REQUEST: Read the material below and count the lines holding the string "transparent". Give that count with nothing added.

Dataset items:
[start]
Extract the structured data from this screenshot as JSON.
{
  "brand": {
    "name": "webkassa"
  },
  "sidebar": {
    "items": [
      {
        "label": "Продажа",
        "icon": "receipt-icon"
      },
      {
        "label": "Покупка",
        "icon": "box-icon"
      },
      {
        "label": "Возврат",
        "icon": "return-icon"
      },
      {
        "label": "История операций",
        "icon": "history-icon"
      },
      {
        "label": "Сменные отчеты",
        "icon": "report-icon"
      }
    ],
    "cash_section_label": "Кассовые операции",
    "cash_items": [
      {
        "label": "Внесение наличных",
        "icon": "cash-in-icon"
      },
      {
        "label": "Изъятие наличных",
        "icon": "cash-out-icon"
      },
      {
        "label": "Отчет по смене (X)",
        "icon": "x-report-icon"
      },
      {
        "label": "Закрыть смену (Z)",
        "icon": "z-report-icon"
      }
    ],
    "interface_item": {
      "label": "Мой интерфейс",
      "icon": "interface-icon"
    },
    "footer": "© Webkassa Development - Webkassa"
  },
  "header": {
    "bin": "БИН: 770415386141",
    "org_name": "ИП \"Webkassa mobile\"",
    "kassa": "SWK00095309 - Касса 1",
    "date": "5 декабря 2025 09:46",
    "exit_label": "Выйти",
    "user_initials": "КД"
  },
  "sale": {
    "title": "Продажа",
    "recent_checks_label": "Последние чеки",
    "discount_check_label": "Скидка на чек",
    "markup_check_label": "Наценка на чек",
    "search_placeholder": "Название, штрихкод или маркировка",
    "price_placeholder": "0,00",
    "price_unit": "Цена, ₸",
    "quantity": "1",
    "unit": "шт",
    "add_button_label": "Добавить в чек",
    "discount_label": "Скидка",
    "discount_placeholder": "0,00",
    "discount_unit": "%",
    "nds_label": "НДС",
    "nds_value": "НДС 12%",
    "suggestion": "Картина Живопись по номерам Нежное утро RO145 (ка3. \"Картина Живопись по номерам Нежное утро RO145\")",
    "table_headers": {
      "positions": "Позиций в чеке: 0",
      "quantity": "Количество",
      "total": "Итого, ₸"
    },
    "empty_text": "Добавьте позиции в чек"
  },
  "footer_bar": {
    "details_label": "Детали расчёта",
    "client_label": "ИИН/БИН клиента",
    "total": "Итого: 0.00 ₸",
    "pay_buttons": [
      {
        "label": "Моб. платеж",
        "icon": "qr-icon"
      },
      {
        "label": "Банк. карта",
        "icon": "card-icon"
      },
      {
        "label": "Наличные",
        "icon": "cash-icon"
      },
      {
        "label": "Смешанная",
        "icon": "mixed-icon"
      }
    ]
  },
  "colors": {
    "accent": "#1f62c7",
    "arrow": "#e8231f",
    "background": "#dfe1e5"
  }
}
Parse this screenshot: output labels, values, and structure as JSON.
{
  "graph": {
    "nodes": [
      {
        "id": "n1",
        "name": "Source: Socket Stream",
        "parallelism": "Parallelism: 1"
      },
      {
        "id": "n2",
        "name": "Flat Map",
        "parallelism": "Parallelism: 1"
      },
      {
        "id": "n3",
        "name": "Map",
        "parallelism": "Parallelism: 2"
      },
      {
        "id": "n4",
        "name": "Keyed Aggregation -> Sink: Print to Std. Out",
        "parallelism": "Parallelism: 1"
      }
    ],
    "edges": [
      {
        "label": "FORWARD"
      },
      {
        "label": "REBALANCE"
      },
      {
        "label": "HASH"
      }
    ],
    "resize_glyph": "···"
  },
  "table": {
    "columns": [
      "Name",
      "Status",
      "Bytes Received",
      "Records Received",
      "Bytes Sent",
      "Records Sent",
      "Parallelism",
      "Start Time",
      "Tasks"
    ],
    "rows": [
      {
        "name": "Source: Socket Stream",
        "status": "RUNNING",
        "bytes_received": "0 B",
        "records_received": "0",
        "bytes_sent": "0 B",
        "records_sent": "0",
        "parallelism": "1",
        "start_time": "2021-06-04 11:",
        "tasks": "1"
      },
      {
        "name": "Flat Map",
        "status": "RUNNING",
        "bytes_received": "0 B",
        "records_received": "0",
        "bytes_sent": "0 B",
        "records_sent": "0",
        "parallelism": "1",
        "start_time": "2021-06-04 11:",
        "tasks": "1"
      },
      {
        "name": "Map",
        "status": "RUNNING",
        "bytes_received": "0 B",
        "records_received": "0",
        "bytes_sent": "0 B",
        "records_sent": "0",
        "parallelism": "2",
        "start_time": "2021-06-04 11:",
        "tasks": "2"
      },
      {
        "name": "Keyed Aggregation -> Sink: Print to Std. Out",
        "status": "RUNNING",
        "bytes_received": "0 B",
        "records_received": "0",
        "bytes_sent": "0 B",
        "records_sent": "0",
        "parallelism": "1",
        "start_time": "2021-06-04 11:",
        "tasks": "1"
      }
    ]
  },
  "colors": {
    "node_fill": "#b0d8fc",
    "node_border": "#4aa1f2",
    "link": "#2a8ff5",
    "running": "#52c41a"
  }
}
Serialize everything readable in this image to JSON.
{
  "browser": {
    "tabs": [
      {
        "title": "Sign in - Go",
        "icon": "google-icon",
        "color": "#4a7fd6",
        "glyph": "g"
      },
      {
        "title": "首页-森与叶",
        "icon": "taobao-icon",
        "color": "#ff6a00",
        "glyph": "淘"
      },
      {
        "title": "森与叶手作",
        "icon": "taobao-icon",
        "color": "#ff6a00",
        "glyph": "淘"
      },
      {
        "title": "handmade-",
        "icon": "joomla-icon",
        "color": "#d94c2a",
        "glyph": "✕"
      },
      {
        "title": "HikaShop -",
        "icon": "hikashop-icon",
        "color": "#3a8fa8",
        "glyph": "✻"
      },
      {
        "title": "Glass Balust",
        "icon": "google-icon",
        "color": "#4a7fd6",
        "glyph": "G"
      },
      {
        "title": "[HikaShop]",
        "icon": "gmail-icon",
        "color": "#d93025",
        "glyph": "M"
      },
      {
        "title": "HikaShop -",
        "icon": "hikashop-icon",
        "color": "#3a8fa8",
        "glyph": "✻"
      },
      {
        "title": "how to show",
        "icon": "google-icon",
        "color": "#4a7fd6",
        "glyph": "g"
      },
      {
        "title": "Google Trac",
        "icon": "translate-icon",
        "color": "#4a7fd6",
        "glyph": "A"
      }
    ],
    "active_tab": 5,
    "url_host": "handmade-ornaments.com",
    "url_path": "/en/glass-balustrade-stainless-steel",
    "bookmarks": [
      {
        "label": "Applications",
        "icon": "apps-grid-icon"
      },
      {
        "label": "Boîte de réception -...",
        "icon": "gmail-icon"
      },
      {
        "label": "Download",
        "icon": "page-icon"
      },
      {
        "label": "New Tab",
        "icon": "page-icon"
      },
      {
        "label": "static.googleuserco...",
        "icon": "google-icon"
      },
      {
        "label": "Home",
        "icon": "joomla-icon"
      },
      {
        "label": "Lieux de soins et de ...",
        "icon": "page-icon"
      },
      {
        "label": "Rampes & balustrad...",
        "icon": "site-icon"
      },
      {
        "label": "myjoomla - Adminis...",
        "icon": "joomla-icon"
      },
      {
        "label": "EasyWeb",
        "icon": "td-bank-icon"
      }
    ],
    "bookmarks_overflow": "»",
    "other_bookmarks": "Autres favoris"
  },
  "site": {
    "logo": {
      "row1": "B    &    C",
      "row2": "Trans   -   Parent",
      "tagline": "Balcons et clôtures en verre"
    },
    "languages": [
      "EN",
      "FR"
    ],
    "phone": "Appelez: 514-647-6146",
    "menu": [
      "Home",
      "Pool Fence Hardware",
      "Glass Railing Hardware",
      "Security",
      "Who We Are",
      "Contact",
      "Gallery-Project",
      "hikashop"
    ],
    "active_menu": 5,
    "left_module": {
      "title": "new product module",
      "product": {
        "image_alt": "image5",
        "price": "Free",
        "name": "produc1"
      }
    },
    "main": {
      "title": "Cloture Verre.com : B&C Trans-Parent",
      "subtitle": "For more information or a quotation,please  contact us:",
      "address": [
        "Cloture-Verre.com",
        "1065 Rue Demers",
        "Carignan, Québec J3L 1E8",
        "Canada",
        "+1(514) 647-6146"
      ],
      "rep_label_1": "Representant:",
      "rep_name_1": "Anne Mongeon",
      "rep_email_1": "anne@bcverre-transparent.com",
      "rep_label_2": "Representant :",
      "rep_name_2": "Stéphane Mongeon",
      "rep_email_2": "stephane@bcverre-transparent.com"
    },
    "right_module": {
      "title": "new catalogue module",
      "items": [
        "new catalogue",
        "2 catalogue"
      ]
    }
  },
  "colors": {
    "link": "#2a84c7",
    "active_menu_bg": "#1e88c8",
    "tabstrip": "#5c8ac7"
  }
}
[end]
CORRECT RESPONSE: 2